• **WRITTEN PROBLEM**
Repeat each line of the material exactly.

• **DATA TO PROCESS**
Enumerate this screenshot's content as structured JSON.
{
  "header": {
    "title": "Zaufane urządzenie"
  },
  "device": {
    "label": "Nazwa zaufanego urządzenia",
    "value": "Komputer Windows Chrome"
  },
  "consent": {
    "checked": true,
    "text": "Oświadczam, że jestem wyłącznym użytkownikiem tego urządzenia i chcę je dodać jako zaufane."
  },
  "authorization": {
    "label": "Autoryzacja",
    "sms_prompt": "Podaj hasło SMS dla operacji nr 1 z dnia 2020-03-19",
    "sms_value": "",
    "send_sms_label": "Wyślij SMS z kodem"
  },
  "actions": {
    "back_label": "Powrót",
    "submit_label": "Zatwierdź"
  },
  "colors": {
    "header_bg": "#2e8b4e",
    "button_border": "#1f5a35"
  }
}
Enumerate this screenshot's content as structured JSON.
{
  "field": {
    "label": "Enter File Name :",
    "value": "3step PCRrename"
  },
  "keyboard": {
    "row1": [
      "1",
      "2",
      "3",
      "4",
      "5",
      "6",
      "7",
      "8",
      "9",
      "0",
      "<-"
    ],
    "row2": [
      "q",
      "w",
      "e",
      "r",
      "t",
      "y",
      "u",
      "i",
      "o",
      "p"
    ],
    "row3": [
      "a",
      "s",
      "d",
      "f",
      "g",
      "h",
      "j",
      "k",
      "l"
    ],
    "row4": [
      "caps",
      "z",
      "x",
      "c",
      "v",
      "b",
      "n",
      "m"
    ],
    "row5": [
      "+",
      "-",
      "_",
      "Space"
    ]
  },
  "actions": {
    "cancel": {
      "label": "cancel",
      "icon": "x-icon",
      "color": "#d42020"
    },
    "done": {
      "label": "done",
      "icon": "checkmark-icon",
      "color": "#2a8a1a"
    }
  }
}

• **RESPONSE**
Enumerate this screenshot's content as structured JSON.
{
  "header": {
    "title": "Zaufane urządzenie"
  },
  "device": {
    "label": "Nazwa zaufanego urządzenia",
    "value": "Komputer Windows Chrome"
  },
  "consent": {
    "checked": true,
    "text": "Oświadczam, że jestem wyłącznym użytkownikiem tego urządzenia i chcę je dodać jako zaufane."
  },
  "authorization": {
    "label": "Autoryzacja",
    "sms_prompt": "Podaj hasło SMS dla operacji nr 1 z dnia 2020-03-19",
    "sms_value": "",
    "send_sms_label": "Wyślij SMS z kodem"
  },
  "actions": {
    "back_label": "Powrót",
    "submit_label": "Zatwierdź"
  },
  "colors": {
    "header_bg": "#2e8b4e",
    "button_border": "#1f5a35"
  }
}
Enumerate this screenshot's content as structured JSON.
{
  "field": {
    "label": "Enter File Name :",
    "value": "3step PCRrename"
  },
  "keyboard": {
    "row1": [
      "1",
      "2",
      "3",
      "4",
      "5",
      "6",
      "7",
      "8",
      "9",
      "0",
      "<-"
    ],
    "row2": [
      "q",
      "w",
      "e",
      "r",
      "t",
      "y",
      "u",
      "i",
      "o",
      "p"
    ],
    "row3": [
      "a",
      "s",
      "d",
      "f",
      "g",
      "h",
      "j",
      "k",
      "l"
    ],
    "row4": [
      "caps",
      "z",
      "x",
      "c",
      "v",
      "b",
      "n",
      "m"
    ],
    "row5": [
      "+",
      "-",
      "_",
      "Space"
    ]
  },
  "actions": {
    "cancel": {
      "label": "cancel",
      "icon": "x-icon",
      "color": "#d42020"
    },
    "done": {
      "label": "done",
      "icon": "checkmark-icon",
      "color": "#2a8a1a"
    }
  }
}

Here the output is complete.